Work to be completed:
Make an exact copy of the listing below.

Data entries
* Begin *

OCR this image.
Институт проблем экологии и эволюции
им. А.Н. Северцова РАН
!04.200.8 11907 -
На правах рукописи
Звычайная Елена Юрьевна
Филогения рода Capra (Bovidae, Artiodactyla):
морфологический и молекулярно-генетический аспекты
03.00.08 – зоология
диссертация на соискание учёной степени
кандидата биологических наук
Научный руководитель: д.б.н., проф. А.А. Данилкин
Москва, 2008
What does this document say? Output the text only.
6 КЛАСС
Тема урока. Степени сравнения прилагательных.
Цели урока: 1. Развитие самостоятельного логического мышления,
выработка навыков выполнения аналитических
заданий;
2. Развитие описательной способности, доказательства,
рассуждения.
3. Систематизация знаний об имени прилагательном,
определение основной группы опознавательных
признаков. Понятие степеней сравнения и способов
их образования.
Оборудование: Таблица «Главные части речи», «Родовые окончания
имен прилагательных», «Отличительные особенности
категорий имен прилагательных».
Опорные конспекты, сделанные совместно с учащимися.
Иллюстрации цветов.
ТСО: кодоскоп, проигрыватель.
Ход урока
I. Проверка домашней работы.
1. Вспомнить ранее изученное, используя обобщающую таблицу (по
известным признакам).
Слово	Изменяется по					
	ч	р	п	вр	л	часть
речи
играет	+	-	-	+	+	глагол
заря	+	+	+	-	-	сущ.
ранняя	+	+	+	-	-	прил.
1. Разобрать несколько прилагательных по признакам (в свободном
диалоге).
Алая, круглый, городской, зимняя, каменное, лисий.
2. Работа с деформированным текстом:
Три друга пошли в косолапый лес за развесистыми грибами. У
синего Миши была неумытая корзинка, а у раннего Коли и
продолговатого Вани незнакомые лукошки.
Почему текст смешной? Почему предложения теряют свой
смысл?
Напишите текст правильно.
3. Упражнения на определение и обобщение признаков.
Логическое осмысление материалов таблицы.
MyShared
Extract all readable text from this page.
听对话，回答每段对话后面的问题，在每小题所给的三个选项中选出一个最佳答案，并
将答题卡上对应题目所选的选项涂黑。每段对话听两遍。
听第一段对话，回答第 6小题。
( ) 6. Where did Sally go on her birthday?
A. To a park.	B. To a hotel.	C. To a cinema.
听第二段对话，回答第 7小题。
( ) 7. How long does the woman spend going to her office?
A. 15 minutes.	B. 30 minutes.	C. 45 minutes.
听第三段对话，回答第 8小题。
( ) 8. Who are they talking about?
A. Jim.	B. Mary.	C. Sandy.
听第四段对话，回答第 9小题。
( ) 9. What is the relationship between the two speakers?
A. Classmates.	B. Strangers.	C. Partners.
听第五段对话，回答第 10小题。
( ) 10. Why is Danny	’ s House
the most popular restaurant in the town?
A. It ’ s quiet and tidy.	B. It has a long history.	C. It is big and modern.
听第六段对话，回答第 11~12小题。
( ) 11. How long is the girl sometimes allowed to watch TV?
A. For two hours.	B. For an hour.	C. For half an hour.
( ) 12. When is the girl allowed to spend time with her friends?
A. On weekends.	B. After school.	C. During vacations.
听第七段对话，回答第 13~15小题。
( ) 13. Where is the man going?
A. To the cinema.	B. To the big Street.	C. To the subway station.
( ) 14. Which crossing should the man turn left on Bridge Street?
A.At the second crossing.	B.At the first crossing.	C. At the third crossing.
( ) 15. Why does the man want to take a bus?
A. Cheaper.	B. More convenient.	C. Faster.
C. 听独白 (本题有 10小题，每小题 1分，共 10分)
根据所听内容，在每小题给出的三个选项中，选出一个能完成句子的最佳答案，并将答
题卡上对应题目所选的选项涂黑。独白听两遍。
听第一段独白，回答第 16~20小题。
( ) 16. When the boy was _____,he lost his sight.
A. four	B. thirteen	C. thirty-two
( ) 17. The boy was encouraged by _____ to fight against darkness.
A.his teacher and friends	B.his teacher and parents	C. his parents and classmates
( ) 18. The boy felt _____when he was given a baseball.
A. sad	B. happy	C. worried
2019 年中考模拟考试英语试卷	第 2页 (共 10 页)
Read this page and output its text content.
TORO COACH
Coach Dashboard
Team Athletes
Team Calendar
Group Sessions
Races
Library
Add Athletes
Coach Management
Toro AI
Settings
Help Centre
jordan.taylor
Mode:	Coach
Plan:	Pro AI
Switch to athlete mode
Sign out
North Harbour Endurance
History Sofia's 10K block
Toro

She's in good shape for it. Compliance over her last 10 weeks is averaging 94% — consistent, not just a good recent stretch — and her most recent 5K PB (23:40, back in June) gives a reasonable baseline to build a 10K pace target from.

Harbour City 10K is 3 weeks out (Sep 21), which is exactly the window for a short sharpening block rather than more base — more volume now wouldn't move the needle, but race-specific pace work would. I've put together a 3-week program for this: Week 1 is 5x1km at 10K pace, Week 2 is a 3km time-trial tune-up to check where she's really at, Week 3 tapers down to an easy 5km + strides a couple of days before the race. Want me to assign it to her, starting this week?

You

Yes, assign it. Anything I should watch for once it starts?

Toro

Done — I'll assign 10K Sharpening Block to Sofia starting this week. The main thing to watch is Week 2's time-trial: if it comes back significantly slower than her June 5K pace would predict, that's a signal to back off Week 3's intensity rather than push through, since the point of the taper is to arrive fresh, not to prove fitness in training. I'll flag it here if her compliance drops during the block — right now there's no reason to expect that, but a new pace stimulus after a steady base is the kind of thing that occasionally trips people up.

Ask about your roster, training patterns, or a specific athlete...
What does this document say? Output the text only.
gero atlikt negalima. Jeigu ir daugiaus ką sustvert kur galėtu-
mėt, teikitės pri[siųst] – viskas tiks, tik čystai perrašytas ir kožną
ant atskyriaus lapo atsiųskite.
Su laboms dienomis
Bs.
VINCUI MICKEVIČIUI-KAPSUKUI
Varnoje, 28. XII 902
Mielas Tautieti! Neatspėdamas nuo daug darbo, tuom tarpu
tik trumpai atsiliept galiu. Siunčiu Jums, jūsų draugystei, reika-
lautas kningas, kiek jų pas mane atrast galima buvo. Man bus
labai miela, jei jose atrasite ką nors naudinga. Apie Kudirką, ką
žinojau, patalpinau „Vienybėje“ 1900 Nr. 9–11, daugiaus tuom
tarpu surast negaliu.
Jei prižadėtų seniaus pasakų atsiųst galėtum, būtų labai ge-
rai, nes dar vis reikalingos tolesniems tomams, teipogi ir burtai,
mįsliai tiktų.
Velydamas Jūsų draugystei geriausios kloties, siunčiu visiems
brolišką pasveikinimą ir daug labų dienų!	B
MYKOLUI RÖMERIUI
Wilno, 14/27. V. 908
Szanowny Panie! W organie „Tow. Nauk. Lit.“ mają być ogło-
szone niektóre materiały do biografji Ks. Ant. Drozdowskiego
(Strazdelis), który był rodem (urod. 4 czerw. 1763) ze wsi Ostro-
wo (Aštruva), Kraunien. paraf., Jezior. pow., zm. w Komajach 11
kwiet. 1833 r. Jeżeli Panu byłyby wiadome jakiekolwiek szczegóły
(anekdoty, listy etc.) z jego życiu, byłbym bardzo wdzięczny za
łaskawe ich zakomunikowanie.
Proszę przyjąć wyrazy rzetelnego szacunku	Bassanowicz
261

* End *

Final result:
OCR this image.
Институт проблем экологии и эволюции
им. А.Н. Северцова РАН
!04.200.8 11907 -
На правах рукописи
Звычайная Елена Юрьевна
Филогения рода Capra (Bovidae, Artiodactyla):
морфологический и молекулярно-генетический аспекты
03.00.08 – зоология
диссертация на соискание учёной степени
кандидата биологических наук
Научный руководитель: д.б.н., проф. А.А. Данилкин
Москва, 2008
What does this document say? Output the text only.
6 КЛАСС
Тема урока. Степени сравнения прилагательных.
Цели урока: 1. Развитие самостоятельного логического мышления,
выработка навыков выполнения аналитических
заданий;
2. Развитие описательной способности, доказательства,
рассуждения.
3. Систематизация знаний об имени прилагательном,
определение основной группы опознавательных
признаков. Понятие степеней сравнения и способов
их образования.
Оборудование: Таблица «Главные части речи», «Родовые окончания
имен прилагательных», «Отличительные особенности
категорий имен прилагательных».
Опорные конспекты, сделанные совместно с учащимися.
Иллюстрации цветов.
ТСО: кодоскоп, проигрыватель.
Ход урока
I. Проверка домашней работы.
1. Вспомнить ранее изученное, используя обобщающую таблицу (по
известным признакам).
Слово	Изменяется по					
	ч	р	п	вр	л	часть
речи
играет	+	-	-	+	+	глагол
заря	+	+	+	-	-	сущ.
ранняя	+	+	+	-	-	прил.
1. Разобрать несколько прилагательных по признакам (в свободном
диалоге).
Алая, круглый, городской, зимняя, каменное, лисий.
2. Работа с деформированным текстом:
Три друга пошли в косолапый лес за развесистыми грибами. У
синего Миши была неумытая корзинка, а у раннего Коли и
продолговатого Вани незнакомые лукошки.
Почему текст смешной? Почему предложения теряют свой
смысл?
Напишите текст правильно.
3. Упражнения на определение и обобщение признаков.
Логическое осмысление материалов таблицы.
MyShared
Extract all readable text from this page.
听对话，回答每段对话后面的问题，在每小题所给的三个选项中选出一个最佳答案，并
将答题卡上对应题目所选的选项涂黑。每段对话听两遍。
听第一段对话，回答第 6小题。
( ) 6. Where did Sally go on her birthday?
A. To a park.	B. To a hotel.	C. To a cinema.
听第二段对话，回答第 7小题。
( ) 7. How long does the woman spend going to her office?
A. 15 minutes.	B. 30 minutes.	C. 45 minutes.
听第三段对话，回答第 8小题。
( ) 8. Who are they talking about?
A. Jim.	B. Mary.	C. Sandy.
听第四段对话，回答第 9小题。
( ) 9. What is the relationship between the two speakers?
A. Classmates.	B. Strangers.	C. Partners.
听第五段对话，回答第 10小题。
( ) 10. Why is Danny	’ s House
the most popular restaurant in the town?
A. It ’ s quiet and tidy.	B. It has a long history.	C. It is big and modern.
听第六段对话，回答第 11~12小题。
( ) 11. How long is the girl sometimes allowed to watch TV?
A. For two hours.	B. For an hour.	C. For half an hour.
( ) 12. When is the girl allowed to spend time with her friends?
A. On weekends.	B. After school.	C. During vacations.
听第七段对话，回答第 13~15小题。
( ) 13. Where is the man going?
A. To the cinema.	B. To the big Street.	C. To the subway station.
( ) 14. Which crossing should the man turn left on Bridge Street?
A.At the second crossing.	B.At the first crossing.	C. At the third crossing.
( ) 15. Why does the man want to take a bus?
A. Cheaper.	B. More convenient.	C. Faster.
C. 听独白 (本题有 10小题，每小题 1分，共 10分)
根据所听内容，在每小题给出的三个选项中，选出一个能完成句子的最佳答案，并将答
题卡上对应题目所选的选项涂黑。独白听两遍。
听第一段独白，回答第 16~20小题。
( ) 16. When the boy was _____,he lost his sight.
A. four	B. thirteen	C. thirty-two
( ) 17. The boy was encouraged by _____ to fight against darkness.
A.his teacher and friends	B.his teacher and parents	C. his parents and classmates
( ) 18. The boy felt _____when he was given a baseball.
A. sad	B. happy	C. worried
2019 年中考模拟考试英语试卷	第 2页 (共 10 页)
Read this page and output its text content.
TORO COACH
Coach Dashboard
Team Athletes
Team Calendar
Group Sessions
Races
Library
Add Athletes
Coach Management
Toro AI
Settings
Help Centre
jordan.taylor
Mode:	Coach
Plan:	Pro AI
Switch to athlete mode
Sign out
North Harbour Endurance
History Sofia's 10K block
Toro

She's in good shape for it. Compliance over her last 10 weeks is averaging 94% — consistent, not just a good recent stretch — and her most recent 5K PB (23:40, back in June) gives a reasonable baseline to build a 10K pace target from.

Harbour City 10K is 3 weeks out (Sep 21), which is exactly the window for a short sharpening block rather than more base — more volume now wouldn't move the needle, but race-specific pace work would. I've put together a 3-week program for this: Week 1 is 5x1km at 10K pace, Week 2 is a 3km time-trial tune-up to check where she's really at, Week 3 tapers down to an easy 5km + strides a couple of days before the race. Want me to assign it to her, starting this week?

You

Yes, assign it. Anything I should watch for once it starts?

Toro

Done — I'll assign 10K Sharpening Block to Sofia starting this week. The main thing to watch is Week 2's time-trial: if it comes back significantly slower than her June 5K pace would predict, that's a signal to back off Week 3's intensity rather than push through, since the point of the taper is to arrive fresh, not to prove fitness in training. I'll flag it here if her compliance drops during the block — right now there's no reason to expect that, but a new pace stimulus after a steady base is the kind of thing that occasionally trips people up.

Ask about your roster, training patterns, or a specific athlete...
What does this document say? Output the text only.
gero atlikt negalima. Jeigu ir daugiaus ką sustvert kur galėtu-
mėt, teikitės pri[siųst] – viskas tiks, tik čystai perrašytas ir kožną
ant atskyriaus lapo atsiųskite.
Su laboms dienomis
Bs.
VINCUI MICKEVIČIUI-KAPSUKUI
Varnoje, 28. XII 902
Mielas Tautieti! Neatspėdamas nuo daug darbo, tuom tarpu
tik trumpai atsiliept galiu. Siunčiu Jums, jūsų draugystei, reika-
lautas kningas, kiek jų pas mane atrast galima buvo. Man bus
labai miela, jei jose atrasite ką nors naudinga. Apie Kudirką, ką
žinojau, patalpinau „Vienybėje“ 1900 Nr. 9–11, daugiaus tuom
tarpu surast negaliu.
Jei prižadėtų seniaus pasakų atsiųst galėtum, būtų labai ge-
rai, nes dar vis reikalingos tolesniems tomams, teipogi ir burtai,
mįsliai tiktų.
Velydamas Jūsų draugystei geriausios kloties, siunčiu visiems
brolišką pasveikinimą ir daug labų dienų!	B
MYKOLUI RÖMERIUI
Wilno, 14/27. V. 908
Szanowny Panie! W organie „Tow. Nauk. Lit.“ mają być ogło-
szone niektóre materiały do biografji Ks. Ant. Drozdowskiego
(Strazdelis), który był rodem (urod. 4 czerw. 1763) ze wsi Ostro-
wo (Aštruva), Kraunien. paraf., Jezior. pow., zm. w Komajach 11
kwiet. 1833 r. Jeżeli Panu byłyby wiadome jakiekolwiek szczegóły
(anekdoty, listy etc.) z jego życiu, byłbym bardzo wdzięczny za
łaskawe ich zakomunikowanie.
Proszę przyjąć wyrazy rzetelnego szacunku	Bassanowicz
261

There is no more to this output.